> **EXERCISE**
Reproduce each of the records below, line for line, with no changes.

----

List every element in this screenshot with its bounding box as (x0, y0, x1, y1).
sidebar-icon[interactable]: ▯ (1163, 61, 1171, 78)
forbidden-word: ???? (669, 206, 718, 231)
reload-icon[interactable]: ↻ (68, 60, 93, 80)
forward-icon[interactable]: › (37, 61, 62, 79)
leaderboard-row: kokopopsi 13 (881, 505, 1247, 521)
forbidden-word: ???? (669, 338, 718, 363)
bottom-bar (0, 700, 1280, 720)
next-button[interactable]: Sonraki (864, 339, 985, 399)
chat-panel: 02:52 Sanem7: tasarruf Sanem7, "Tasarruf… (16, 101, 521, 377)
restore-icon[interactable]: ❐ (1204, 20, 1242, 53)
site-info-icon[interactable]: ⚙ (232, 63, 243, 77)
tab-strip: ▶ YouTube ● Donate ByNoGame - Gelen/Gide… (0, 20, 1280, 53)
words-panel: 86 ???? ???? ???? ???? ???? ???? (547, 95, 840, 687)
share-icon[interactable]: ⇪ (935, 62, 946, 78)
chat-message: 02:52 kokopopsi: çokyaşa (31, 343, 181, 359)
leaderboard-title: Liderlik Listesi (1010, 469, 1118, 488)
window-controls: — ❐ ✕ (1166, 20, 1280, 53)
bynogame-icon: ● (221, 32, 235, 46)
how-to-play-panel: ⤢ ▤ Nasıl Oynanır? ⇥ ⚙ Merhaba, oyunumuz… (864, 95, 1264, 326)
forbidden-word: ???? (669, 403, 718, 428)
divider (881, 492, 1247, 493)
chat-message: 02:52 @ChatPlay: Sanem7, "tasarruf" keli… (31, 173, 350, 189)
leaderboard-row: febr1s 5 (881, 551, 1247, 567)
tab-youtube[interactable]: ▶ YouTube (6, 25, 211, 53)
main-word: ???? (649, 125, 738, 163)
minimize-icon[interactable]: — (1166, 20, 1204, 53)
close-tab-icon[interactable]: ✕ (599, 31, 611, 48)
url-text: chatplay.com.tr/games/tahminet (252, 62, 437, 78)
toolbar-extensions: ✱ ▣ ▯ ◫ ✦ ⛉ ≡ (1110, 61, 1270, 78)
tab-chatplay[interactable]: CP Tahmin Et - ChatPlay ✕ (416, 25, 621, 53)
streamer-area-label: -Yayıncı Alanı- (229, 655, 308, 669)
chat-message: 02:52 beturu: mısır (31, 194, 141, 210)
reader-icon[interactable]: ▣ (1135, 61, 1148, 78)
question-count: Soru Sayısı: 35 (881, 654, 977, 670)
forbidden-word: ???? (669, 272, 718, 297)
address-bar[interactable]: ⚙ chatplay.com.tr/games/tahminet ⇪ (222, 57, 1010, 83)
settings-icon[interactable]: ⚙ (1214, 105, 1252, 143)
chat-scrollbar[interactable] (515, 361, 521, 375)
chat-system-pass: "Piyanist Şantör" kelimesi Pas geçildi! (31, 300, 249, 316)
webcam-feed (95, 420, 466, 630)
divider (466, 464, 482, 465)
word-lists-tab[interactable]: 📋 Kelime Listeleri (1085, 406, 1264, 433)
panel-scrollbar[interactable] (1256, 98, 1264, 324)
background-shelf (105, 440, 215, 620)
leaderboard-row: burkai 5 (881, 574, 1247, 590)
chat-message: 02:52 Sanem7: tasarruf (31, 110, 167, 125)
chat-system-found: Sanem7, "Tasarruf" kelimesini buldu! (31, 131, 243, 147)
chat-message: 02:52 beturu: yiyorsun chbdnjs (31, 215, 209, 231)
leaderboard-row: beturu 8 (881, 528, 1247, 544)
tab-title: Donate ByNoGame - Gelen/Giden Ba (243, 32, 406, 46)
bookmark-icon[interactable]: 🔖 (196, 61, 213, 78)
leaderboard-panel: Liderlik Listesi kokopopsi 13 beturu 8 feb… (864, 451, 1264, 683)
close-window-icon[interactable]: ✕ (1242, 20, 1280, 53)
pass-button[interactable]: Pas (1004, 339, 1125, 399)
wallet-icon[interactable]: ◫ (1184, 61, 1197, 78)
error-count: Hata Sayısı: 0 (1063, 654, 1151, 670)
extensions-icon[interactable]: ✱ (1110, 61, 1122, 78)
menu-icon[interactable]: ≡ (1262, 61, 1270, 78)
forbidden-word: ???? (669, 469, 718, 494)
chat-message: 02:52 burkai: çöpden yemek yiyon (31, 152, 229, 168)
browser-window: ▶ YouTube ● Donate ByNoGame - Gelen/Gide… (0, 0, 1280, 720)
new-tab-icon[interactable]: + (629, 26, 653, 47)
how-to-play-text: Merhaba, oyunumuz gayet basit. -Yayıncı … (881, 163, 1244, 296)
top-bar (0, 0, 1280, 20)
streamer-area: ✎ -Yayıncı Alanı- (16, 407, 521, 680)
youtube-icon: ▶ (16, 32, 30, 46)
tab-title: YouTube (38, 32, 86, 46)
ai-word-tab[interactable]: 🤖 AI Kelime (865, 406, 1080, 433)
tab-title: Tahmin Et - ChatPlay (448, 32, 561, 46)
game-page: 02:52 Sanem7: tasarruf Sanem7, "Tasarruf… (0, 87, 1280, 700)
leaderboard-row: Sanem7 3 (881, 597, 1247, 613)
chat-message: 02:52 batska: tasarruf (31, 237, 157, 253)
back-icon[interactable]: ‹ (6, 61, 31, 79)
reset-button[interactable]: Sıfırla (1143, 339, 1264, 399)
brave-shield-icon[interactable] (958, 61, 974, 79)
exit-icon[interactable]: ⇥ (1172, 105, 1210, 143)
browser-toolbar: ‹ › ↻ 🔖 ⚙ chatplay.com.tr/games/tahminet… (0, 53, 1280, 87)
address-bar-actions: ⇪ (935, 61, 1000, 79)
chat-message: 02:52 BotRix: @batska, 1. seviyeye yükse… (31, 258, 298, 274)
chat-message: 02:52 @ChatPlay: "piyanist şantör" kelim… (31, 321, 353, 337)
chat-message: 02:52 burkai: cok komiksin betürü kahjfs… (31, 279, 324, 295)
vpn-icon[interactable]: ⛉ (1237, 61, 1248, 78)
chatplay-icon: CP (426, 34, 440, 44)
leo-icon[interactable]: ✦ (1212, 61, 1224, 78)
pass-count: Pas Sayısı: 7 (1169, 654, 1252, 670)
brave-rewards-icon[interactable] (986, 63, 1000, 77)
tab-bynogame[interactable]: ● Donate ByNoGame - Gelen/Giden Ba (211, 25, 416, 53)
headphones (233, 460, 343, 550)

----

> **TASK RESPONSE**
List every element in this screenshot with its bounding box as (x0, y0, x1, y1).
sidebar-icon[interactable]: ▯ (1163, 61, 1171, 78)
forbidden-word: ???? (669, 206, 718, 231)
reload-icon[interactable]: ↻ (68, 60, 93, 80)
forward-icon[interactable]: › (37, 61, 62, 79)
leaderboard-row: kokopopsi 13 (881, 505, 1247, 521)
forbidden-word: ???? (669, 338, 718, 363)
bottom-bar (0, 700, 1280, 720)
next-button[interactable]: Sonraki (864, 339, 985, 399)
chat-panel: 02:52 Sanem7: tasarruf Sanem7, "Tasarruf… (16, 101, 521, 377)
restore-icon[interactable]: ❐ (1204, 20, 1242, 53)
site-info-icon[interactable]: ⚙ (232, 63, 243, 77)
tab-strip: ▶ YouTube ● Donate ByNoGame - Gelen/Gide… (0, 20, 1280, 53)
words-panel: 86 ???? ???? ???? ???? ???? ???? (547, 95, 840, 687)
share-icon[interactable]: ⇪ (935, 62, 946, 78)
chat-message: 02:52 kokopopsi: çokyaşa (31, 343, 181, 359)
leaderboard-title: Liderlik Listesi (1010, 469, 1118, 488)
window-controls: — ❐ ✕ (1166, 20, 1280, 53)
bynogame-icon: ● (221, 32, 235, 46)
how-to-play-panel: ⤢ ▤ Nasıl Oynanır? ⇥ ⚙ Merhaba, oyunumuz… (864, 95, 1264, 326)
forbidden-word: ???? (669, 403, 718, 428)
divider (881, 492, 1247, 493)
chat-message: 02:52 @ChatPlay: Sanem7, "tasarruf" keli… (31, 173, 350, 189)
leaderboard-row: febr1s 5 (881, 551, 1247, 567)
tab-youtube[interactable]: ▶ YouTube (6, 25, 211, 53)
main-word: ???? (649, 125, 738, 163)
minimize-icon[interactable]: — (1166, 20, 1204, 53)
close-tab-icon[interactable]: ✕ (599, 31, 611, 48)
url-text: chatplay.com.tr/games/tahminet (252, 62, 437, 78)
toolbar-extensions: ✱ ▣ ▯ ◫ ✦ ⛉ ≡ (1110, 61, 1270, 78)
tab-chatplay[interactable]: CP Tahmin Et - ChatPlay ✕ (416, 25, 621, 53)
streamer-area-label: -Yayıncı Alanı- (229, 655, 308, 669)
chat-message: 02:52 beturu: mısır (31, 194, 141, 210)
reader-icon[interactable]: ▣ (1135, 61, 1148, 78)
question-count: Soru Sayısı: 35 (881, 654, 977, 670)
forbidden-word: ???? (669, 272, 718, 297)
address-bar[interactable]: ⚙ chatplay.com.tr/games/tahminet ⇪ (222, 57, 1010, 83)
settings-icon[interactable]: ⚙ (1214, 105, 1252, 143)
chat-scrollbar[interactable] (515, 361, 521, 375)
chat-system-pass: "Piyanist Şantör" kelimesi Pas geçildi! (31, 300, 249, 316)
webcam-feed (95, 420, 466, 630)
divider (466, 464, 482, 465)
word-lists-tab[interactable]: 📋 Kelime Listeleri (1085, 406, 1264, 433)
panel-scrollbar[interactable] (1256, 98, 1264, 324)
background-shelf (105, 440, 215, 620)
leaderboard-row: burkai 5 (881, 574, 1247, 590)
chat-message: 02:52 Sanem7: tasarruf (31, 110, 167, 125)
chat-system-found: Sanem7, "Tasarruf" kelimesini buldu! (31, 131, 243, 147)
chat-message: 02:52 beturu: yiyorsun chbdnjs (31, 215, 209, 231)
leaderboard-row: beturu 8 (881, 528, 1247, 544)
tab-title: Donate ByNoGame - Gelen/Giden Ba (243, 32, 406, 46)
bookmark-icon[interactable]: 🔖 (196, 61, 213, 78)
leaderboard-panel: Liderlik Listesi kokopopsi 13 beturu 8 feb… (864, 451, 1264, 683)
close-window-icon[interactable]: ✕ (1242, 20, 1280, 53)
pass-button[interactable]: Pas (1004, 339, 1125, 399)
wallet-icon[interactable]: ◫ (1184, 61, 1197, 78)
error-count: Hata Sayısı: 0 (1063, 654, 1151, 670)
extensions-icon[interactable]: ✱ (1110, 61, 1122, 78)
menu-icon[interactable]: ≡ (1262, 61, 1270, 78)
forbidden-word: ???? (669, 469, 718, 494)
chat-message: 02:52 burkai: çöpden yemek yiyon (31, 152, 229, 168)
browser-window: ▶ YouTube ● Donate ByNoGame - Gelen/Gide… (0, 0, 1280, 720)
new-tab-icon[interactable]: + (629, 26, 653, 47)
how-to-play-text: Merhaba, oyunumuz gayet basit. -Yayıncı … (881, 163, 1244, 296)
top-bar (0, 0, 1280, 20)
streamer-area: ✎ -Yayıncı Alanı- (16, 407, 521, 680)
youtube-icon: ▶ (16, 32, 30, 46)
tab-title: YouTube (38, 32, 86, 46)
ai-word-tab[interactable]: 🤖 AI Kelime (865, 406, 1080, 433)
tab-title: Tahmin Et - ChatPlay (448, 32, 561, 46)
game-page: 02:52 Sanem7: tasarruf Sanem7, "Tasarruf… (0, 87, 1280, 700)
leaderboard-row: Sanem7 3 (881, 597, 1247, 613)
chat-message: 02:52 batska: tasarruf (31, 237, 157, 253)
back-icon[interactable]: ‹ (6, 61, 31, 79)
reset-button[interactable]: Sıfırla (1143, 339, 1264, 399)
brave-shield-icon[interactable] (958, 61, 974, 79)
exit-icon[interactable]: ⇥ (1172, 105, 1210, 143)
browser-toolbar: ‹ › ↻ 🔖 ⚙ chatplay.com.tr/games/tahminet… (0, 53, 1280, 87)
address-bar-actions: ⇪ (935, 61, 1000, 79)
chat-message: 02:52 BotRix: @batska, 1. seviyeye yükse… (31, 258, 298, 274)
chat-message: 02:52 @ChatPlay: "piyanist şantör" kelim… (31, 321, 353, 337)
chat-message: 02:52 burkai: cok komiksin betürü kahjfs… (31, 279, 324, 295)
vpn-icon[interactable]: ⛉ (1237, 61, 1248, 78)
chatplay-icon: CP (426, 34, 440, 44)
leo-icon[interactable]: ✦ (1212, 61, 1224, 78)
pass-count: Pas Sayısı: 7 (1169, 654, 1252, 670)
brave-rewards-icon[interactable] (986, 63, 1000, 77)
tab-bynogame[interactable]: ● Donate ByNoGame - Gelen/Giden Ba (211, 25, 416, 53)
headphones (233, 460, 343, 550)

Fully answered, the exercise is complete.